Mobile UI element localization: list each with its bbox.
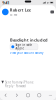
button[interactable]: Forward xyxy=(11,90,22,100)
button[interactable]: Trash xyxy=(34,90,45,100)
staticText: View your account activity xyxy=(10,51,43,55)
staticText: to me xyxy=(10,13,18,17)
staticText: Sent from my iPhone xyxy=(5,81,34,84)
staticText: Baselight included xyxy=(10,37,48,42)
button[interactable]: More xyxy=(45,90,56,100)
staticText: Robert Lee xyxy=(10,7,31,13)
staticText: 9:41 xyxy=(2,0,9,5)
button[interactable]: View your account activity xyxy=(10,50,43,55)
staticText: Sign in with Apple xyxy=(15,43,32,50)
button[interactable]: Archive xyxy=(22,90,34,100)
button[interactable]: Sign in with Apple xyxy=(10,42,38,50)
button[interactable]: Back xyxy=(0,90,11,100)
button[interactable]: More xyxy=(50,10,56,13)
staticText: Reply · Forward xyxy=(5,85,26,88)
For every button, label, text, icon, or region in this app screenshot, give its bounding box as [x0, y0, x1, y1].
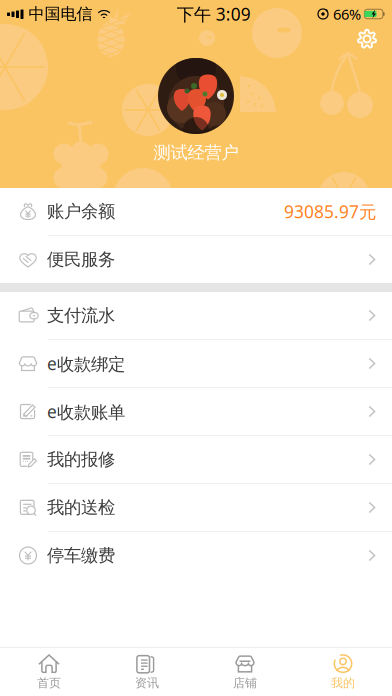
staticText: 测试经营户 — [154, 142, 238, 163]
staticText: 我的报修 — [47, 449, 115, 470]
staticText: e收款绑定 — [47, 352, 125, 375]
staticText: 我的送检 — [47, 497, 115, 518]
staticText: 中国电信 — [28, 4, 92, 24]
button[interactable]: 首页 — [0, 648, 98, 696]
button[interactable]: 支付流水 — [0, 292, 392, 340]
staticText: 店铺 — [233, 676, 257, 690]
staticText: 下午 3:09 — [177, 2, 251, 26]
staticText: 66% — [333, 4, 361, 24]
staticText: 资讯 — [135, 676, 159, 690]
button[interactable]: 店铺 — [196, 648, 294, 696]
staticText: 支付流水 — [47, 305, 115, 326]
staticText: 93085.97元 — [284, 200, 376, 223]
button[interactable]: 便民服务 — [0, 236, 392, 283]
button[interactable]: e收款绑定 — [0, 340, 392, 388]
button[interactable]: 资讯 — [98, 648, 196, 696]
button[interactable]: e收款账单 — [0, 388, 392, 436]
staticText: e收款账单 — [47, 400, 125, 423]
staticText: 便民服务 — [47, 249, 115, 270]
button[interactable]: 停车缴费 — [0, 532, 392, 579]
button[interactable]: Settings — [350, 24, 384, 54]
button[interactable]: 我的 — [294, 648, 392, 696]
button[interactable]: 账户余额 — [0, 188, 392, 236]
button[interactable]: 我的送检 — [0, 484, 392, 532]
staticText: 我的 — [331, 676, 355, 690]
button[interactable]: 我的报修 — [0, 436, 392, 484]
staticText: 首页 — [37, 676, 61, 690]
staticText: 账户余额 — [47, 201, 115, 222]
staticText: 停车缴费 — [47, 545, 115, 566]
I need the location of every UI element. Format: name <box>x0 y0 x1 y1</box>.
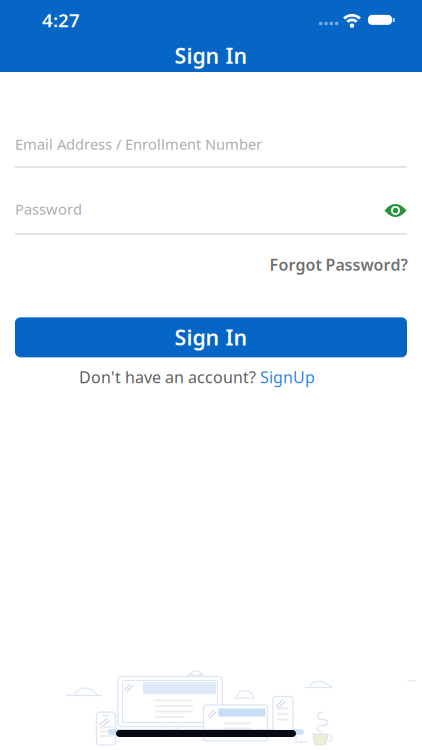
button[interactable]: Show password <box>380 198 410 222</box>
button[interactable]: Sign In <box>15 317 407 357</box>
staticText: Sign In <box>174 41 248 70</box>
staticText: Sign In <box>174 323 248 351</box>
staticText: SignUp <box>260 366 315 388</box>
staticText: Forgot Password? <box>270 254 408 275</box>
button[interactable]: SignUp <box>260 366 315 388</box>
button[interactable]: Forgot Password? <box>270 254 408 275</box>
staticText: 4:27 <box>42 8 80 32</box>
staticText: Password <box>15 199 82 219</box>
staticText: Don't have an account? <box>79 366 256 388</box>
staticText: Email Address / Enrollment Number <box>15 134 262 154</box>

++++++++

**EXERCISE TASK:** Can you give all of the material above again, with every "SignUp" replaced by "Sign Up" and nothing else changed? Leave the pictures out of your answer.

**CORRECT OUTPUT:**
Mobile UI element localization: list each with its bbox.
button[interactable]: Forward xyxy=(11,90,22,100)
button[interactable]: Trash xyxy=(34,90,45,100)
staticText: View your account activity xyxy=(10,51,43,55)
staticText: to me xyxy=(10,13,18,17)
staticText: Sent from my iPhone xyxy=(5,81,34,84)
staticText: Baselight included xyxy=(10,37,48,42)
button[interactable]: More xyxy=(45,90,56,100)
staticText: Robert Lee xyxy=(10,7,31,13)
staticText: 9:41 xyxy=(2,0,9,5)
button[interactable]: View your account activity xyxy=(10,50,43,55)
staticText: Sign in with Apple xyxy=(15,43,32,50)
button[interactable]: Archive xyxy=(22,90,34,100)
button[interactable]: Sign in with Apple xyxy=(10,42,38,50)
button[interactable]: Back xyxy=(0,90,11,100)
button[interactable]: More xyxy=(50,10,56,13)
staticText: Reply · Forward xyxy=(5,85,26,88)
For every button, label, text, icon, or region in this app screenshot, give its bounding box as [x0, y0, x1, y1].
staticText: 测试经营户 — [154, 142, 238, 163]
staticText: 我的报修 — [47, 449, 115, 470]
staticText: e收款绑定 — [47, 352, 125, 375]
staticText: 我的送检 — [47, 497, 115, 518]
staticText: 中国电信 — [28, 4, 92, 24]
button[interactable]: 首页 — [0, 648, 98, 696]
button[interactable]: 支付流水 — [0, 292, 392, 340]
staticText: 店铺 — [233, 676, 257, 690]
staticText: 下午 3:09 — [177, 2, 251, 26]
staticText: 66% — [333, 4, 361, 24]
staticText: 资讯 — [135, 676, 159, 690]
button[interactable]: 店铺 — [196, 648, 294, 696]
staticText: 支付流水 — [47, 305, 115, 326]
staticText: 93085.97元 — [284, 200, 376, 223]
button[interactable]: 便民服务 — [0, 236, 392, 283]
button[interactable]: e收款绑定 — [0, 340, 392, 388]
button[interactable]: 资讯 — [98, 648, 196, 696]
button[interactable]: e收款账单 — [0, 388, 392, 436]
staticText: e收款账单 — [47, 400, 125, 423]
staticText: 便民服务 — [47, 249, 115, 270]
button[interactable]: 停车缴费 — [0, 532, 392, 579]
button[interactable]: Settings — [350, 24, 384, 54]
button[interactable]: 我的 — [294, 648, 392, 696]
button[interactable]: 账户余额 — [0, 188, 392, 236]
button[interactable]: 我的送检 — [0, 484, 392, 532]
staticText: 我的 — [331, 676, 355, 690]
button[interactable]: 我的报修 — [0, 436, 392, 484]
staticText: 首页 — [37, 676, 61, 690]
staticText: 账户余额 — [47, 201, 115, 222]
staticText: 停车缴费 — [47, 545, 115, 566]
I need the location of every UI element. Format: name <box>x0 y0 x1 y1</box>.
button[interactable]: Show password <box>380 198 410 222</box>
button[interactable]: Sign In <box>15 317 407 357</box>
staticText: Sign In <box>174 41 248 70</box>
staticText: Sign In <box>174 323 248 351</box>
staticText: Sign Up <box>260 366 315 388</box>
staticText: Forgot Password? <box>270 254 408 275</box>
button[interactable]: Sign Up <box>260 366 315 388</box>
button[interactable]: Forgot Password? <box>270 254 408 275</box>
staticText: 4:27 <box>42 8 80 32</box>
staticText: Password <box>15 199 82 219</box>
staticText: Don't have an account? <box>79 366 256 388</box>
staticText: Email Address / Enrollment Number <box>15 134 262 154</box>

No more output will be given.